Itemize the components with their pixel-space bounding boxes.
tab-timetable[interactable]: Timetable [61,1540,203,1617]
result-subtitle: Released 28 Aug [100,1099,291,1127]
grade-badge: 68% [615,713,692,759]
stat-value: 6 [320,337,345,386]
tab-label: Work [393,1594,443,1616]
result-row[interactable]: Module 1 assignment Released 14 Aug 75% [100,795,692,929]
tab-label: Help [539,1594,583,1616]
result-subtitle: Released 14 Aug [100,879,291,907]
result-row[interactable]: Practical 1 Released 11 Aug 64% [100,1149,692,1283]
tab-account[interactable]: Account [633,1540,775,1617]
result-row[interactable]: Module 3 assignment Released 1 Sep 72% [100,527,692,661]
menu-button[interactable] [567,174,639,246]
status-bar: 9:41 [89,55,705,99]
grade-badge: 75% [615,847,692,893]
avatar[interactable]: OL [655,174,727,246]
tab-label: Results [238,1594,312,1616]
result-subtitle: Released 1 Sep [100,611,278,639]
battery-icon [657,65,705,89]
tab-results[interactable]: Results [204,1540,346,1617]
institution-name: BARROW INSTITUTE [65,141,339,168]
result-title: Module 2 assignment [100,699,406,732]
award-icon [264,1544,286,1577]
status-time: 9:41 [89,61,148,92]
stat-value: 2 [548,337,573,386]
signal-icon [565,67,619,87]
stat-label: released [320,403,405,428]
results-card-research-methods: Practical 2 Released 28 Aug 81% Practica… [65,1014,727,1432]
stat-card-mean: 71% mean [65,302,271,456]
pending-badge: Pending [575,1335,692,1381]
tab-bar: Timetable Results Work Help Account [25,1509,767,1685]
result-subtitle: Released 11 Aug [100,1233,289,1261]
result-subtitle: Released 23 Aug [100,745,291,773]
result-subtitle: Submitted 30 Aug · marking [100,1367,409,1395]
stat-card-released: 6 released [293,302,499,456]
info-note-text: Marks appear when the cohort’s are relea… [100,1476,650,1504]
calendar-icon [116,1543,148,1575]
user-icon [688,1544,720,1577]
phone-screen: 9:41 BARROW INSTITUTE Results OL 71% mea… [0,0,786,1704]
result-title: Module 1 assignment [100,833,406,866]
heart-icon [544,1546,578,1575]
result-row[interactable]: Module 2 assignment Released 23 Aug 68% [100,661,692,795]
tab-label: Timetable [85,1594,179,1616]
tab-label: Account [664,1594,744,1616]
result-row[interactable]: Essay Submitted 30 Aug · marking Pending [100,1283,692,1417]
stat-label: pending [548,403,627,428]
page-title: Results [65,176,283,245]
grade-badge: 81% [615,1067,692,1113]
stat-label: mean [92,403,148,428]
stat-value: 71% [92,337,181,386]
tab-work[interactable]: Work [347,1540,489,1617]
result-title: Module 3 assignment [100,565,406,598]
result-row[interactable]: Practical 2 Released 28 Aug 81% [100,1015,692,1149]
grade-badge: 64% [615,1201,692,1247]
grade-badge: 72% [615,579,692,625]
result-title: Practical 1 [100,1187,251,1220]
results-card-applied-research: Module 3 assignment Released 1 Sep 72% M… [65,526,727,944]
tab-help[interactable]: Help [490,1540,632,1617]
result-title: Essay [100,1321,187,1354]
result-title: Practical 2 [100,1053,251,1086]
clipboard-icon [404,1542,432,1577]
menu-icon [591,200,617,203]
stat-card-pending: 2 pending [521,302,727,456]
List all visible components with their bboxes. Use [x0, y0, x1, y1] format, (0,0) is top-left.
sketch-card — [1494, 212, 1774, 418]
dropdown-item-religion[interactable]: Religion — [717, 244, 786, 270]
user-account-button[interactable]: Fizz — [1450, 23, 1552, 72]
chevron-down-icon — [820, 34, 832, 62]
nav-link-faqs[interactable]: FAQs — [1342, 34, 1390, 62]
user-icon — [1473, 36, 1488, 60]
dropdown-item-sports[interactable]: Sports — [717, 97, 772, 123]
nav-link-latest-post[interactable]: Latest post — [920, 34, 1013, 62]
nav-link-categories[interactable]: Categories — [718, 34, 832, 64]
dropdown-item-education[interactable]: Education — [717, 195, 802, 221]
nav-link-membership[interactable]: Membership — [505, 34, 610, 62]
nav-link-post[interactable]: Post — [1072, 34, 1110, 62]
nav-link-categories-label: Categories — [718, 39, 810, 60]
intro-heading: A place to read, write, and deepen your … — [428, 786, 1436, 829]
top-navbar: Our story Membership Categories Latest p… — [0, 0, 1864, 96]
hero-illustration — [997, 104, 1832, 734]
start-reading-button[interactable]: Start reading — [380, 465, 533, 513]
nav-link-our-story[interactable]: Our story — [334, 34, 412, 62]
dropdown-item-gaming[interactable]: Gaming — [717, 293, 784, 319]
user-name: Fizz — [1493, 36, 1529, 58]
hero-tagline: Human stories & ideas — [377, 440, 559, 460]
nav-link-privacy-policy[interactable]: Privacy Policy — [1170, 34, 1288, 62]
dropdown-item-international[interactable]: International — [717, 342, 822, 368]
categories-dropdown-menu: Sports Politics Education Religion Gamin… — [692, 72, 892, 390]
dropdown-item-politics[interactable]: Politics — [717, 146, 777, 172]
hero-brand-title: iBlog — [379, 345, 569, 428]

════════════════

> REQUIREMENTS: Reproduce every entry above, line for line and without any alteration.

> FINISHED ANSWER:
Itemize the components with their pixel-space bounding boxes.
tab-timetable[interactable]: Timetable [61,1540,203,1617]
result-subtitle: Released 28 Aug [100,1099,291,1127]
grade-badge: 68% [615,713,692,759]
stat-value: 6 [320,337,345,386]
tab-label: Work [393,1594,443,1616]
result-row[interactable]: Module 1 assignment Released 14 Aug 75% [100,795,692,929]
tab-label: Help [539,1594,583,1616]
result-subtitle: Released 14 Aug [100,879,291,907]
result-row[interactable]: Practical 1 Released 11 Aug 64% [100,1149,692,1283]
tab-account[interactable]: Account [633,1540,775,1617]
result-row[interactable]: Module 3 assignment Released 1 Sep 72% [100,527,692,661]
menu-button[interactable] [567,174,639,246]
status-bar: 9:41 [89,55,705,99]
grade-badge: 75% [615,847,692,893]
avatar[interactable]: OL [655,174,727,246]
tab-label: Results [238,1594,312,1616]
result-subtitle: Released 1 Sep [100,611,278,639]
battery-icon [657,65,705,89]
tab-results[interactable]: Results [204,1540,346,1617]
institution-name: BARROW INSTITUTE [65,141,339,168]
result-title: Module 2 assignment [100,699,406,732]
award-icon [264,1544,286,1577]
status-time: 9:41 [89,61,148,92]
stat-value: 2 [548,337,573,386]
signal-icon [565,67,619,87]
stat-label: released [320,403,405,428]
results-card-research-methods: Practical 2 Released 28 Aug 81% Practica… [65,1014,727,1432]
stat-card-mean: 71% mean [65,302,271,456]
pending-badge: Pending [575,1335,692,1381]
tab-bar: Timetable Results Work Help Account [25,1509,767,1685]
result-subtitle: Released 11 Aug [100,1233,289,1261]
result-subtitle: Released 23 Aug [100,745,291,773]
result-subtitle: Submitted 30 Aug · marking [100,1367,409,1395]
stat-card-released: 6 released [293,302,499,456]
info-note-text: Marks appear when the cohort’s are relea… [100,1476,650,1504]
calendar-icon [116,1543,148,1575]
user-icon [688,1544,720,1577]
phone-screen: 9:41 BARROW INSTITUTE Results OL 71% mea… [0,0,786,1704]
result-title: Module 1 assignment [100,833,406,866]
heart-icon [544,1546,578,1575]
result-row[interactable]: Module 2 assignment Released 23 Aug 68% [100,661,692,795]
tab-label: Timetable [85,1594,179,1616]
tab-label: Account [664,1594,744,1616]
result-row[interactable]: Essay Submitted 30 Aug · marking Pending [100,1283,692,1417]
stat-label: pending [548,403,627,428]
page-title: Results [65,176,283,245]
grade-badge: 81% [615,1067,692,1113]
stat-label: mean [92,403,148,428]
stat-value: 71% [92,337,181,386]
tab-work[interactable]: Work [347,1540,489,1617]
result-title: Module 3 assignment [100,565,406,598]
result-row[interactable]: Practical 2 Released 28 Aug 81% [100,1015,692,1149]
grade-badge: 64% [615,1201,692,1247]
grade-badge: 72% [615,579,692,625]
result-title: Practical 1 [100,1187,251,1220]
results-card-applied-research: Module 3 assignment Released 1 Sep 72% M… [65,526,727,944]
tab-help[interactable]: Help [490,1540,632,1617]
result-title: Essay [100,1321,187,1354]
result-title: Practical 2 [100,1053,251,1086]
clipboard-icon [404,1542,432,1577]
menu-icon [591,200,617,203]
stat-card-pending: 2 pending [521,302,727,456]
List all visible components with their bboxes. Use [x0, y0, x1, y1] format, (0,0) is top-left.
sketch-card — [1494, 212, 1774, 418]
dropdown-item-religion[interactable]: Religion — [717, 244, 786, 270]
user-account-button[interactable]: Fizz — [1450, 23, 1552, 72]
chevron-down-icon — [820, 34, 832, 62]
nav-link-faqs[interactable]: FAQs — [1342, 34, 1390, 62]
user-icon — [1473, 36, 1488, 60]
dropdown-item-sports[interactable]: Sports — [717, 97, 772, 123]
nav-link-latest-post[interactable]: Latest post — [920, 34, 1013, 62]
nav-link-categories[interactable]: Categories — [718, 34, 832, 64]
dropdown-item-education[interactable]: Education — [717, 195, 802, 221]
nav-link-membership[interactable]: Membership — [505, 34, 610, 62]
nav-link-post[interactable]: Post — [1072, 34, 1110, 62]
nav-link-categories-label: Categories — [718, 39, 810, 60]
intro-heading: A place to read, write, and deepen your … — [428, 786, 1436, 829]
top-navbar: Our story Membership Categories Latest p… — [0, 0, 1864, 96]
hero-illustration — [997, 104, 1832, 734]
start-reading-button[interactable]: Start reading — [380, 465, 533, 513]
nav-link-our-story[interactable]: Our story — [334, 34, 412, 62]
dropdown-item-gaming[interactable]: Gaming — [717, 293, 784, 319]
user-name: Fizz — [1493, 36, 1529, 58]
hero-tagline: Human stories & ideas — [377, 440, 559, 460]
nav-link-privacy-policy[interactable]: Privacy Policy — [1170, 34, 1288, 62]
dropdown-item-international[interactable]: International — [717, 342, 822, 368]
categories-dropdown-menu: Sports Politics Education Religion Gamin… — [692, 72, 892, 390]
dropdown-item-politics[interactable]: Politics — [717, 146, 777, 172]
hero-brand-title: iBlog — [379, 345, 569, 428]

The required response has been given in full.